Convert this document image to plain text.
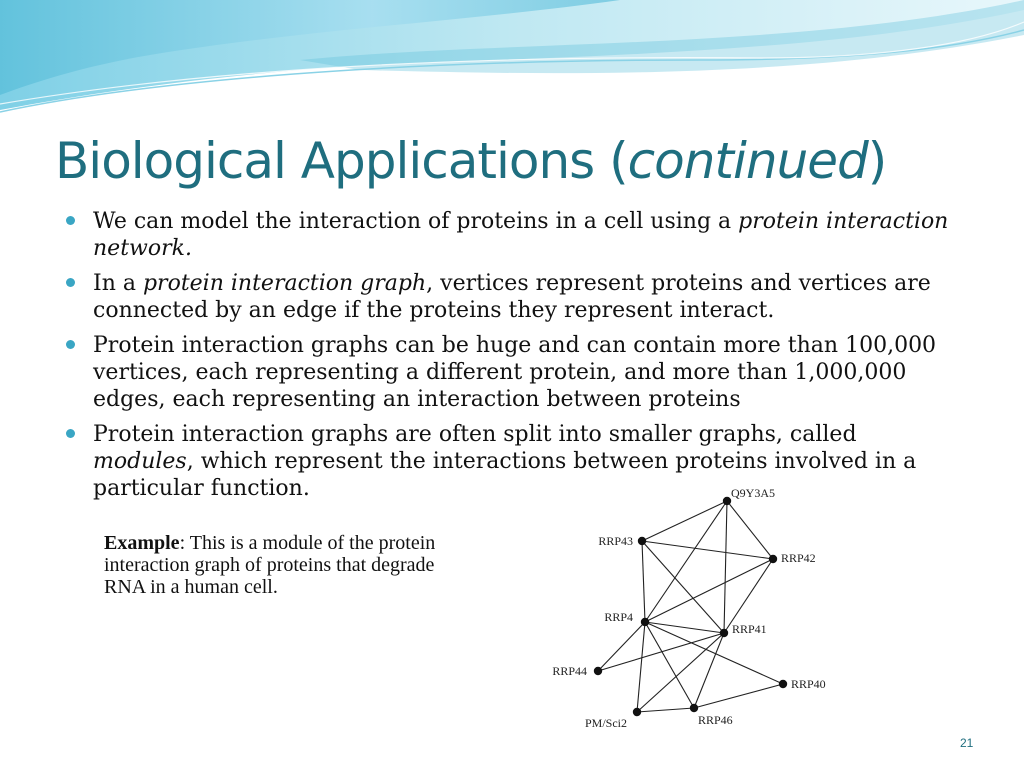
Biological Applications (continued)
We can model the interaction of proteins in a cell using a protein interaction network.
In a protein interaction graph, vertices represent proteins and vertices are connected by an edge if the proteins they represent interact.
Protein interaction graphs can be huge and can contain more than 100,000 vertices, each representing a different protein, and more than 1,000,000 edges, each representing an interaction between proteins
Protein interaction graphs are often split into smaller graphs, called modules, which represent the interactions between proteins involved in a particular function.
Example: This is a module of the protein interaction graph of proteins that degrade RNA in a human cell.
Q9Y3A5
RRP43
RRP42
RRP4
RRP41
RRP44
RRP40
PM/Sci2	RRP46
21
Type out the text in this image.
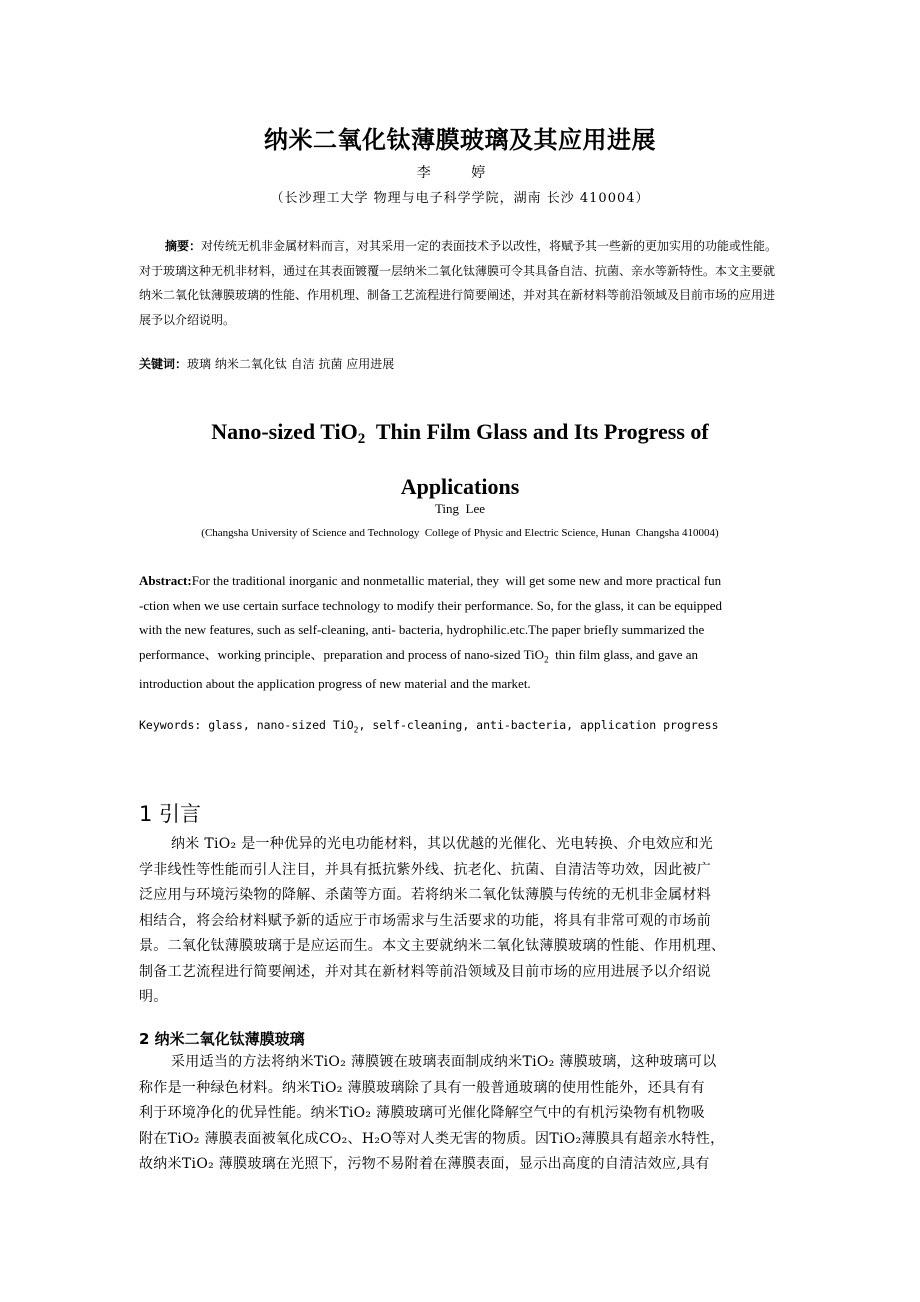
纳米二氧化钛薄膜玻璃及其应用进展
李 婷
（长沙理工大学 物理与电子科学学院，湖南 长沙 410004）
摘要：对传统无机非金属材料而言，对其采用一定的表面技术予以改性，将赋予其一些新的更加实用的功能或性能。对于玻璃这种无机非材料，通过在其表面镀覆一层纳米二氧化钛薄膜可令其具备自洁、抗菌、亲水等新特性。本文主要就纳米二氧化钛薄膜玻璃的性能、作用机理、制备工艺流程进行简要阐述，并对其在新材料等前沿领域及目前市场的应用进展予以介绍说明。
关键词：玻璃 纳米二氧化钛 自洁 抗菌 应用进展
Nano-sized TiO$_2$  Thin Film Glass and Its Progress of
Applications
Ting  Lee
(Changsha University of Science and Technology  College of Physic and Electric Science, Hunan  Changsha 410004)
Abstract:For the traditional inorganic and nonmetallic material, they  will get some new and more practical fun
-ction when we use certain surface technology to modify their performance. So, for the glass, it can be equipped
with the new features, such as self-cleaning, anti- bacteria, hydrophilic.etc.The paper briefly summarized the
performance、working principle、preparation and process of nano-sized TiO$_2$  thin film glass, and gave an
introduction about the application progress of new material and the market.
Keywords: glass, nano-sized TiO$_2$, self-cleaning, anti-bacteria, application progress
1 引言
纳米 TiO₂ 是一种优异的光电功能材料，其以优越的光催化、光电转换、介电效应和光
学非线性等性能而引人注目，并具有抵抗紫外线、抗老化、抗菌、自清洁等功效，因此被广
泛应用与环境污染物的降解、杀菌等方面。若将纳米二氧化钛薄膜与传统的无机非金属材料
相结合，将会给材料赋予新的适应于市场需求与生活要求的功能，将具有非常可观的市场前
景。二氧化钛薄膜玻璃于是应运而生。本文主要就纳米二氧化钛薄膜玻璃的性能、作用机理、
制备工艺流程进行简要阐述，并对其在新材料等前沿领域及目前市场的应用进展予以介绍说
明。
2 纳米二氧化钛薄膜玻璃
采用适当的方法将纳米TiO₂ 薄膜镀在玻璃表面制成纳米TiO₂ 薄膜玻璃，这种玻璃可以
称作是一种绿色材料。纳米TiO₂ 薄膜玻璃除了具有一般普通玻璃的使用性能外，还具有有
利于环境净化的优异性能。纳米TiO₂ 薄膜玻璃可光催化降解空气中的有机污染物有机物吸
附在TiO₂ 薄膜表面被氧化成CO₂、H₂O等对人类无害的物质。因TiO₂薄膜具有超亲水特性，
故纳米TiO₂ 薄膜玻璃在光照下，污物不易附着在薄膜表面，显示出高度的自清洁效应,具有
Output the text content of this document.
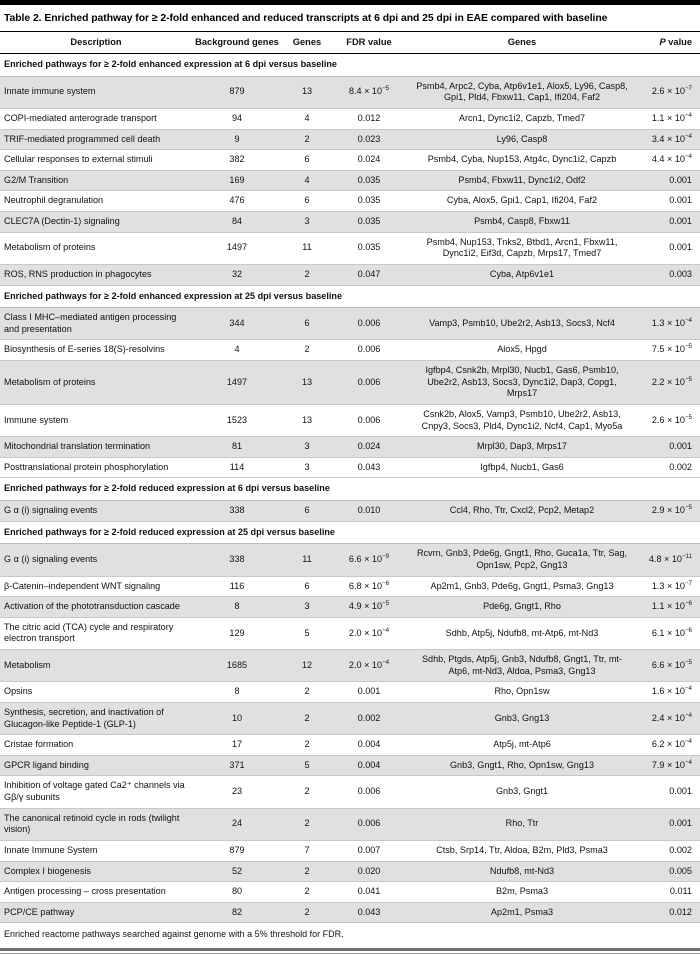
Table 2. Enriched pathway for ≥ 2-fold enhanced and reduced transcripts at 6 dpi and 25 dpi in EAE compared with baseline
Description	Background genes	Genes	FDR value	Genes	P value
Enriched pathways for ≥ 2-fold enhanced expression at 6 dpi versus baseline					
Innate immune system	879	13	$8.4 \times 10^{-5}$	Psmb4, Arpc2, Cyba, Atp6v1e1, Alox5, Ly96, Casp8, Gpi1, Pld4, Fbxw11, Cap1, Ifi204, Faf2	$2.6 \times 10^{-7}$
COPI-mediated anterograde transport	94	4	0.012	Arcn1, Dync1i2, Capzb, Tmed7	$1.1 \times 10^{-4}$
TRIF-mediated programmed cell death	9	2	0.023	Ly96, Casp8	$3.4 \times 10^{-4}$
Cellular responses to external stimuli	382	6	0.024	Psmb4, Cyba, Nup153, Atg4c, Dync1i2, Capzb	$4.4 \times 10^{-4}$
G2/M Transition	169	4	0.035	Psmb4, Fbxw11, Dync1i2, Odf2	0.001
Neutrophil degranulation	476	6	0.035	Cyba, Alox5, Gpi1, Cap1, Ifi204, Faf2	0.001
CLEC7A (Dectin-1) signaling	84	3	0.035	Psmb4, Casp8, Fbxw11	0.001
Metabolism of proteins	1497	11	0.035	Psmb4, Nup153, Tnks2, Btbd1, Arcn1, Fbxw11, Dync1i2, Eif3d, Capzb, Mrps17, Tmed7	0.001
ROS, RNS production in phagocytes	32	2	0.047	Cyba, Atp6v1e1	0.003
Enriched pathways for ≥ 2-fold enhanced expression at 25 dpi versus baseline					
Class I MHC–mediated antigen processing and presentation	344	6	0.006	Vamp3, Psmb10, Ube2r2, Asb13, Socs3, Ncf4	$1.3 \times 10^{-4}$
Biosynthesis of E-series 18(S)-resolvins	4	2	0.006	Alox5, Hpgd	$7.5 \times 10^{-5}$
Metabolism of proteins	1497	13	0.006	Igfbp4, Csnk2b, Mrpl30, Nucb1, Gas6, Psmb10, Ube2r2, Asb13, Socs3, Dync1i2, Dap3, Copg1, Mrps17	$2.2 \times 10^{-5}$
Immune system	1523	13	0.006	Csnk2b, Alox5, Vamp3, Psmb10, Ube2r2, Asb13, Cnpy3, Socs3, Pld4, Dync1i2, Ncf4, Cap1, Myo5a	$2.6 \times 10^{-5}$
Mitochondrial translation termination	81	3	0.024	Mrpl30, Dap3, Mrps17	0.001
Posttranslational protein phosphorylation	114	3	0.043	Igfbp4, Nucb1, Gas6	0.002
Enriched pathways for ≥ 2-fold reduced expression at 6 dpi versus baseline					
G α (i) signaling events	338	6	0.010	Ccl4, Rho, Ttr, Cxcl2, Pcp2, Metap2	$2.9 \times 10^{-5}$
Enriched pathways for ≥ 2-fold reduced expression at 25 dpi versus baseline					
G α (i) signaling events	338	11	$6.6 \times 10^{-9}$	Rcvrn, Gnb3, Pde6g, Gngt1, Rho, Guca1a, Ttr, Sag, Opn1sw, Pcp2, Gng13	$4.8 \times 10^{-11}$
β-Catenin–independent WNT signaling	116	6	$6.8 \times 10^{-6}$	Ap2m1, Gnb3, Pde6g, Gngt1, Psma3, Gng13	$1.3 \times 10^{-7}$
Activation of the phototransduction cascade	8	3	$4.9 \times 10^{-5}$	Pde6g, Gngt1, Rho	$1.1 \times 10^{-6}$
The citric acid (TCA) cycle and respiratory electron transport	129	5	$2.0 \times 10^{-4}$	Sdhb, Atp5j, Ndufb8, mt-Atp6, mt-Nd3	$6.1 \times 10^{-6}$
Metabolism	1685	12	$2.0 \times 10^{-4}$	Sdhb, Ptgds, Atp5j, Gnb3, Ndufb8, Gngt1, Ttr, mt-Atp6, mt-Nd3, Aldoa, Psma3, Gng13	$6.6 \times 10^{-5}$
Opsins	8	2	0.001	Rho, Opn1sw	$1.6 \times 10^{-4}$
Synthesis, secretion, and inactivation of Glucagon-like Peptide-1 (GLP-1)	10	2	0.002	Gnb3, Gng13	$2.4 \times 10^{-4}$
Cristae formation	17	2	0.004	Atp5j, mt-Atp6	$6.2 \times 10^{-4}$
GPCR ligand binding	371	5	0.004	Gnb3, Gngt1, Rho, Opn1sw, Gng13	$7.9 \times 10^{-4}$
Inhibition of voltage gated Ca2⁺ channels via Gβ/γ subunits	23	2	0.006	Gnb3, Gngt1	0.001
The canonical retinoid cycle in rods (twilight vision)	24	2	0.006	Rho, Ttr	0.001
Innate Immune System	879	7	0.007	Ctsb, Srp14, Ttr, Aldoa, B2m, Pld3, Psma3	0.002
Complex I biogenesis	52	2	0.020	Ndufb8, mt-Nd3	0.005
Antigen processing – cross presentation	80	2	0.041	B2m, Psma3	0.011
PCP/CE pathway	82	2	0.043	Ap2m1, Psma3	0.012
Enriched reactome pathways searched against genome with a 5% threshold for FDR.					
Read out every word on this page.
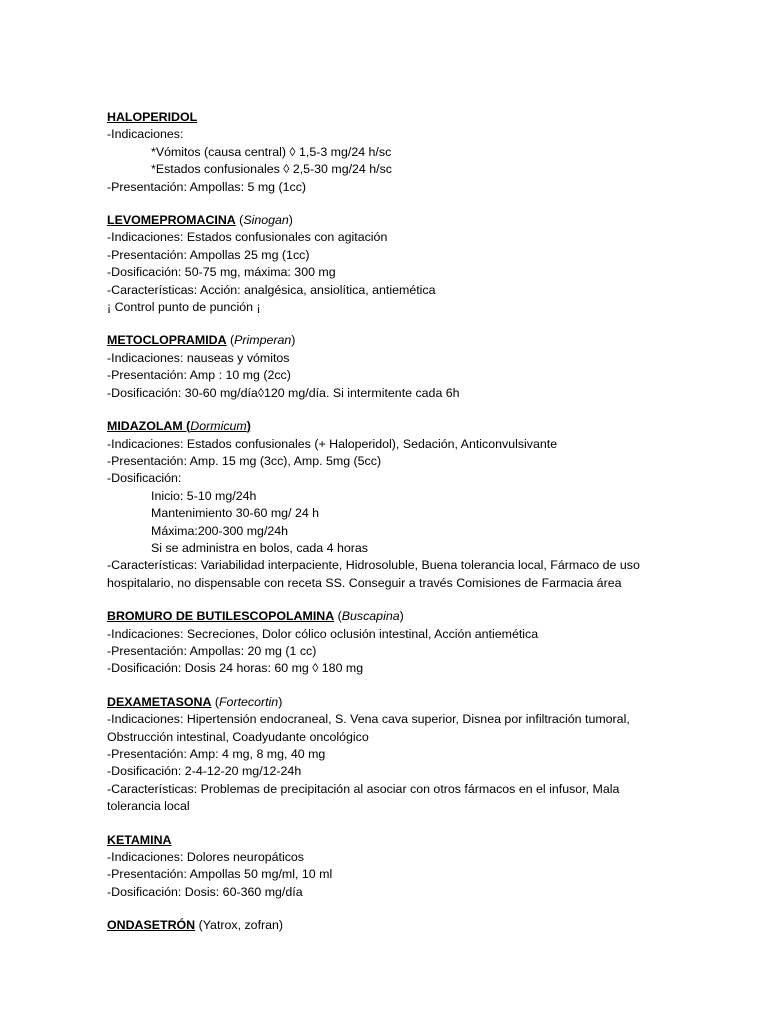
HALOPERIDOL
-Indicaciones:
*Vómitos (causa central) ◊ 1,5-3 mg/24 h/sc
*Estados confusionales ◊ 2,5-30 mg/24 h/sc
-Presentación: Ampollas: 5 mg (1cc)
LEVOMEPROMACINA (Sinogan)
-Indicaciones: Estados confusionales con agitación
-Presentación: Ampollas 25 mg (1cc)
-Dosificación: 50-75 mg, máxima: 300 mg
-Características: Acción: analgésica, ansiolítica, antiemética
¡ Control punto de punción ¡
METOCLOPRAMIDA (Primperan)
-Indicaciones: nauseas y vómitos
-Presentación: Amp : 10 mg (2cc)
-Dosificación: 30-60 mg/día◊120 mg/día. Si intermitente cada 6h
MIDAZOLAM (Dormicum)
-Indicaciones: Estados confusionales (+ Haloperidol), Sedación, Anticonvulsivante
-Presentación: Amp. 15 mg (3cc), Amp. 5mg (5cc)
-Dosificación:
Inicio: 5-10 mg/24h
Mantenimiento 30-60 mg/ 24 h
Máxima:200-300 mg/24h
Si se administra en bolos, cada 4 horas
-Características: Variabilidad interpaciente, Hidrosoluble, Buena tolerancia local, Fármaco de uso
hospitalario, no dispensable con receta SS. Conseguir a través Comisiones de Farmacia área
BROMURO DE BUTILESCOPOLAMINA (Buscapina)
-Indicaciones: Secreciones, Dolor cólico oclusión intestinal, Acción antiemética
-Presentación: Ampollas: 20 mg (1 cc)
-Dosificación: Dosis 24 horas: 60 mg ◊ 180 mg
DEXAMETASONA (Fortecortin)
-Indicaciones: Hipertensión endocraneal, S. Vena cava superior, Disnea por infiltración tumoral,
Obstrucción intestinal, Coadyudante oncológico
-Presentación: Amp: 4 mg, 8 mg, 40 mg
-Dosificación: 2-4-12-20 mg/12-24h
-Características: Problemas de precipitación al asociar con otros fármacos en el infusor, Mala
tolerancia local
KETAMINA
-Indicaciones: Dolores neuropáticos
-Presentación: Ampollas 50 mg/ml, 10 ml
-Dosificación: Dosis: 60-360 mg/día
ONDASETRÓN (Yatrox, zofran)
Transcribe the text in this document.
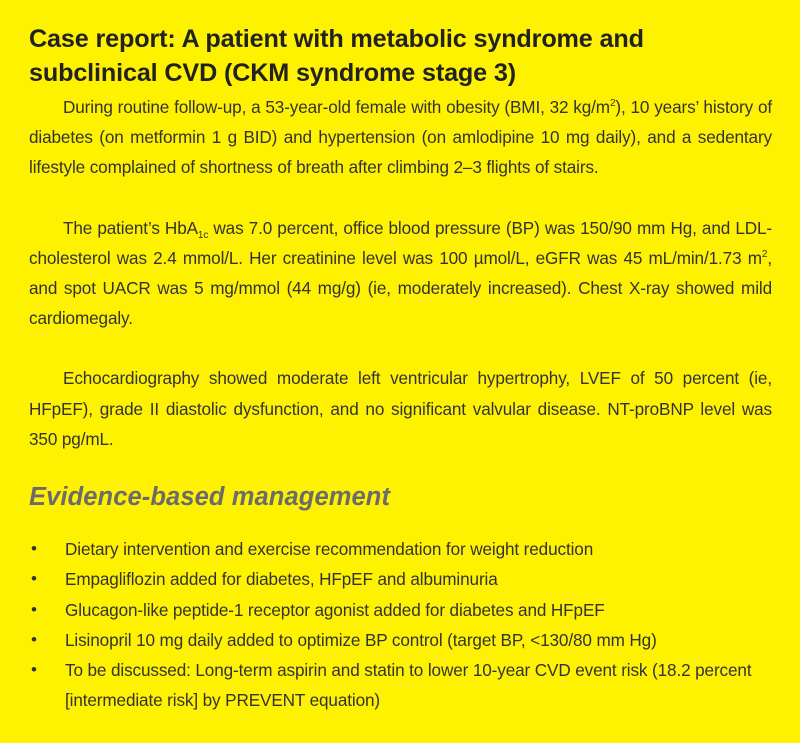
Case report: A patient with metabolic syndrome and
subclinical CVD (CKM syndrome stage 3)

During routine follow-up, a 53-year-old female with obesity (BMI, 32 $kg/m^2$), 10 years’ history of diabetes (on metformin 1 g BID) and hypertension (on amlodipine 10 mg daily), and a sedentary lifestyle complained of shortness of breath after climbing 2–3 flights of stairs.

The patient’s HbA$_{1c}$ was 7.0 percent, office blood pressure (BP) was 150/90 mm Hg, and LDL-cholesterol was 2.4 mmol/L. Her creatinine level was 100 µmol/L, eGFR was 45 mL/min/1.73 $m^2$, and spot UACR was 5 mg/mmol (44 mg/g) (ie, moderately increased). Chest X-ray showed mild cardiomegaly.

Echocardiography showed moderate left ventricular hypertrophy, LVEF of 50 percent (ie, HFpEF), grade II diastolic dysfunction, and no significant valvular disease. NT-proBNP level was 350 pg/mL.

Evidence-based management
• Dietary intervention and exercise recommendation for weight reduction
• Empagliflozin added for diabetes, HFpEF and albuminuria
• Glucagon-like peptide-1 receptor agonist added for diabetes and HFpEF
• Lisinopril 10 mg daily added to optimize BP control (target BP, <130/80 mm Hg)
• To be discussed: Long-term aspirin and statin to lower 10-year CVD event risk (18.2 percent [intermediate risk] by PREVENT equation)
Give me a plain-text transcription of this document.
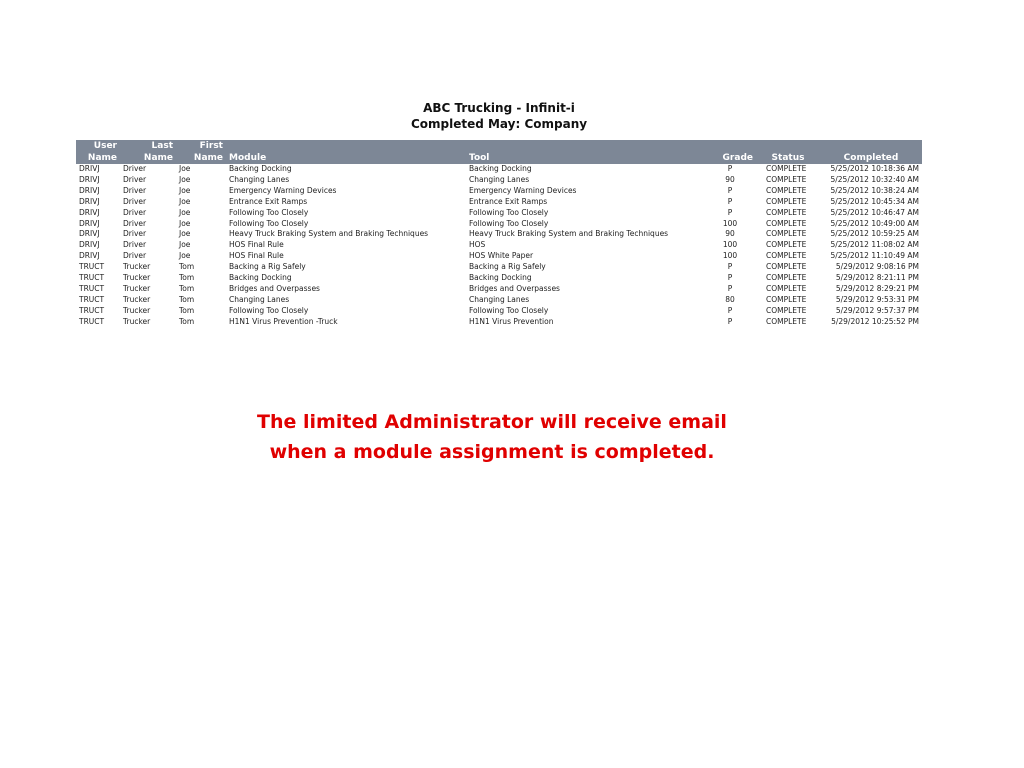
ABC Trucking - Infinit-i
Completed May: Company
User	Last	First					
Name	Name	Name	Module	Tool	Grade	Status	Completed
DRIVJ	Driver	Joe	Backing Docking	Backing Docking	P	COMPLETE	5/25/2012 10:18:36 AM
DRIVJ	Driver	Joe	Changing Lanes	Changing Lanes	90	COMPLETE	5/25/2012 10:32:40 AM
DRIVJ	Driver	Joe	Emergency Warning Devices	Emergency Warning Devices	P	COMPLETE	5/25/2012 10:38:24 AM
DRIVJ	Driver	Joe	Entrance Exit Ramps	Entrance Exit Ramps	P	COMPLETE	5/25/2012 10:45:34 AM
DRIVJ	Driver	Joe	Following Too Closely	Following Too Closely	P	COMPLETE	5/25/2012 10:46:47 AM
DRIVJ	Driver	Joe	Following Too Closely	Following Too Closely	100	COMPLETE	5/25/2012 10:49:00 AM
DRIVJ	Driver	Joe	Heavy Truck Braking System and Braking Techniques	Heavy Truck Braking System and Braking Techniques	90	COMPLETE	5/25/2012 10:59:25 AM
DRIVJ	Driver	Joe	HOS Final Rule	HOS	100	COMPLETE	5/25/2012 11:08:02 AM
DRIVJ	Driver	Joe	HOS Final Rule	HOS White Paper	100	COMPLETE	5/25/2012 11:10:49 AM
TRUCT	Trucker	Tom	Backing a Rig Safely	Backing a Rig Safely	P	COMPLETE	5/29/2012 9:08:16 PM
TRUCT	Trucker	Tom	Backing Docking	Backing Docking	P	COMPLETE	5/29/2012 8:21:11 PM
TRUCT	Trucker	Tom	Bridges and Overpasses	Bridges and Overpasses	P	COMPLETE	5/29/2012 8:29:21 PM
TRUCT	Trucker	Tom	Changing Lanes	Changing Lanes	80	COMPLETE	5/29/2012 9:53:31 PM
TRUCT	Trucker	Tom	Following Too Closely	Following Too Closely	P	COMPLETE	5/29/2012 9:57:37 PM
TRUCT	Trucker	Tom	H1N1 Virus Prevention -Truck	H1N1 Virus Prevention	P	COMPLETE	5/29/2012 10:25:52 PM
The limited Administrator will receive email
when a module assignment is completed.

=-=-=

Task objective - Copy each line of the listing that includes "intestinal".

Task solution -
-Indicaciones: Secreciones, Dolor cólico oclusión intestinal, Acción antiemética
Obstrucción intestinal, Coadyudante oncológico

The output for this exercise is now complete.